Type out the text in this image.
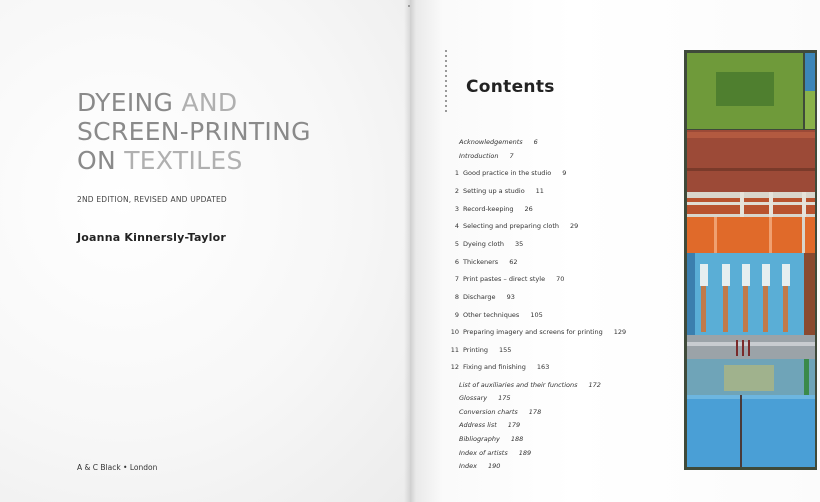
DYEING AND
SCREEN-PRINTING
ON TEXTILES
2ND EDITION, REVISED AND UPDATED
Joanna Kinnersly-Taylor
A & C Black • London
Contents
Acknowledgements 6
Introduction 7
1 Good practice in the studio 9
2 Setting up a studio 11
3 Record-keeping 26
4 Selecting and preparing cloth 29
5 Dyeing cloth 35
6 Thickeners 62
7 Print pastes – direct style 70
8 Discharge 93
9 Other techniques 105
10 Preparing imagery and screens for printing 129
11 Printing 155
12 Fixing and finishing 163
List of auxiliaries and their functions 172
Glossary 175
Conversion charts 178
Address list 179
Bibliography 188
Index of artists 189
Index 190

____________

Aim of the task - Transcribe every line from the records above without alteration, and leave out the images.

Right answer -
Type out the text in this image.
DYEING AND
SCREEN-PRINTING
ON TEXTILES
2ND EDITION, REVISED AND UPDATED
Joanna Kinnersly-Taylor
A & C Black • London
Contents
Acknowledgements 6
Introduction 7
1 Good practice in the studio 9
2 Setting up a studio 11
3 Record-keeping 26
4 Selecting and preparing cloth 29
5 Dyeing cloth 35
6 Thickeners 62
7 Print pastes – direct style 70
8 Discharge 93
9 Other techniques 105
10 Preparing imagery and screens for printing 129
11 Printing 155
12 Fixing and finishing 163
List of auxiliaries and their functions 172
Glossary 175
Conversion charts 178
Address list 179
Bibliography 188
Index of artists 189
Index 190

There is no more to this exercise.